WHAT IS BEING ASKED: Find all lines in the records that include the word "name", and copy them out.

RAW DATA:
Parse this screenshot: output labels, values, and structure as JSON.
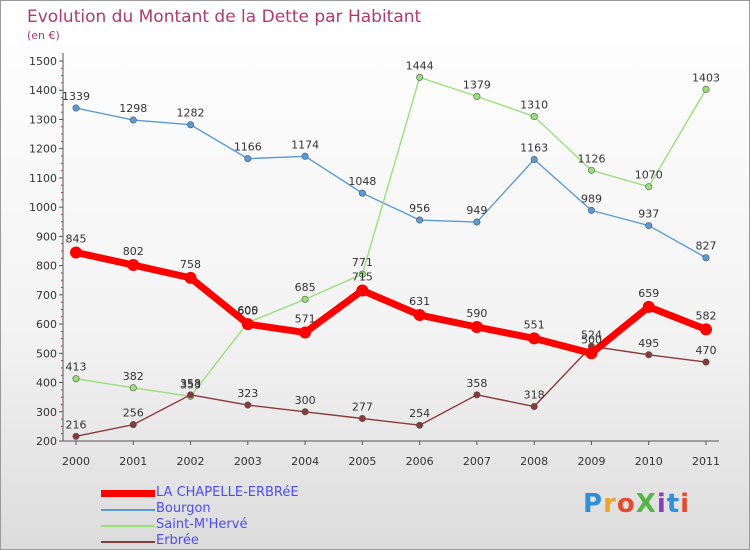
{
  "header": {
    "title": "Evolution du Montant de la Dette par Habitant",
    "subtitle": "(en €)"
  },
  "logo": {
    "text": "ProXiti",
    "colors": [
      "#2f8fd8",
      "#f2a12a",
      "#e64a2e",
      "#55b548",
      "#8a3fb8",
      "#2f8fd8",
      "#e64a2e"
    ]
  },
  "chart_data": {
    "type": "line",
    "x": [
      "2000",
      "2001",
      "2002",
      "2003",
      "2004",
      "2005",
      "2006",
      "2007",
      "2008",
      "2009",
      "2010",
      "2011"
    ],
    "ylim": [
      200,
      1500
    ],
    "yticks": [
      200,
      300,
      400,
      500,
      600,
      700,
      800,
      900,
      1000,
      1100,
      1200,
      1300,
      1400,
      1500
    ],
    "grid": false,
    "legend_position": "bottom-left",
    "series": [
      {
        "name": "LA CHAPELLE-ERBRéE",
        "color": "#ff0000",
        "values": [
          845,
          802,
          758,
          600,
          571,
          715,
          631,
          590,
          551,
          500,
          659,
          582
        ]
      },
      {
        "name": "Bourgon",
        "color": "#5a9bd5",
        "values": [
          1339,
          1298,
          1282,
          1166,
          1174,
          1048,
          956,
          949,
          1163,
          989,
          937,
          827
        ]
      },
      {
        "name": "Saint-M'Hervé",
        "color": "#99e07a",
        "values": [
          413,
          382,
          353,
          605,
          685,
          771,
          1444,
          1379,
          1310,
          1126,
          1070,
          1403
        ]
      },
      {
        "name": "Erbrée",
        "color": "#8b3a3a",
        "values": [
          216,
          256,
          358,
          323,
          300,
          277,
          254,
          358,
          318,
          524,
          495,
          470
        ]
      }
    ]
  }
}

SOLUTION FOR THIS PROBLEM:
        "name": "LA CHAPELLE-ERBRéE",
        "name": "Bourgon",
        "name": "Saint-M'Hervé",
        "name": "Erbrée",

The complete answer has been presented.